== Segment start ==

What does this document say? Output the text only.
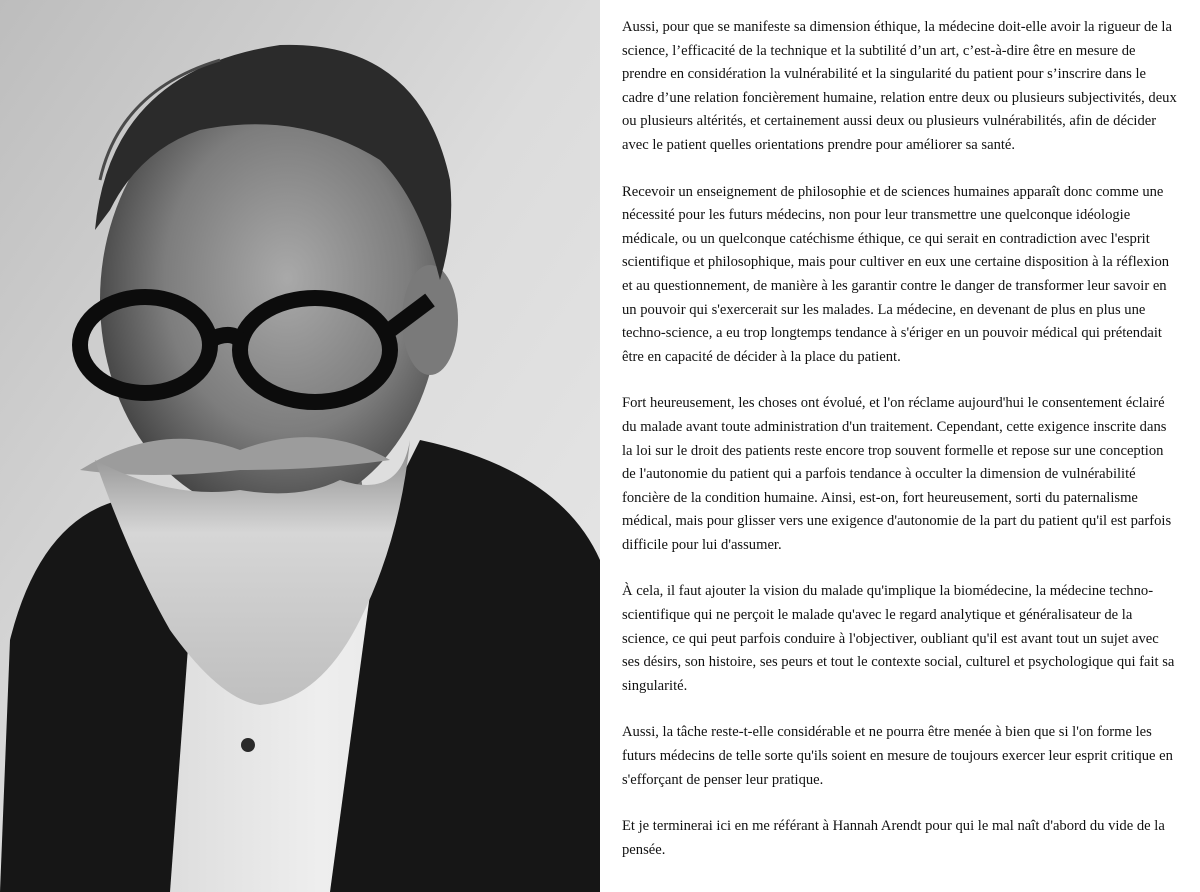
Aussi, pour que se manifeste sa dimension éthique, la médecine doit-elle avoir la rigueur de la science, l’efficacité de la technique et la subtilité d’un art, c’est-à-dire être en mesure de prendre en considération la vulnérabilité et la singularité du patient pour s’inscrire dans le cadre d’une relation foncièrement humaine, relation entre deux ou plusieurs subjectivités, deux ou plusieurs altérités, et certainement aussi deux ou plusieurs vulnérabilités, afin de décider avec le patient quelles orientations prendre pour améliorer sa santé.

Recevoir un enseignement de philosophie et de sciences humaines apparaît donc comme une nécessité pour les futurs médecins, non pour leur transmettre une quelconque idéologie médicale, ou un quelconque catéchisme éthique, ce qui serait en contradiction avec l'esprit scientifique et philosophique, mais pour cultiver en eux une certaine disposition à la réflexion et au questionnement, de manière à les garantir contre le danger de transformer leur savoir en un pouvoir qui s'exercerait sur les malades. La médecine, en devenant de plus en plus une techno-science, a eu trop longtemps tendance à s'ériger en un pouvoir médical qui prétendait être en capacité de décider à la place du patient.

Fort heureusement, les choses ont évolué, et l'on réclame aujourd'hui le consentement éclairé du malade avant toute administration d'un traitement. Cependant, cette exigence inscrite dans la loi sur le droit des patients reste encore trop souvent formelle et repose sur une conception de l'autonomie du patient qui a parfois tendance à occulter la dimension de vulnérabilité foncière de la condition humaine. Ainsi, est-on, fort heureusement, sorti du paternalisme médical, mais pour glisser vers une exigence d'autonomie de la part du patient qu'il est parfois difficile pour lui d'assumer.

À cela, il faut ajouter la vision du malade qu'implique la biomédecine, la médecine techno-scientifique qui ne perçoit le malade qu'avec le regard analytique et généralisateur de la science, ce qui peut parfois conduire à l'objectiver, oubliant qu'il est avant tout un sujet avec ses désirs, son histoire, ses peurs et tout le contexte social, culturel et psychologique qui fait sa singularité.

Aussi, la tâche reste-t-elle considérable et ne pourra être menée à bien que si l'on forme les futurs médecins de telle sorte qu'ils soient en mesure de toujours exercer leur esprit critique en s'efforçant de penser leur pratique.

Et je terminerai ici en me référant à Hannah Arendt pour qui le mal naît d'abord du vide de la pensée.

== Segment end ==

- _EXERCISE DETAILS_
Please tally the lines of the listing that include the string "médical". Give the total alone.

- _RESPONSE AREA_
2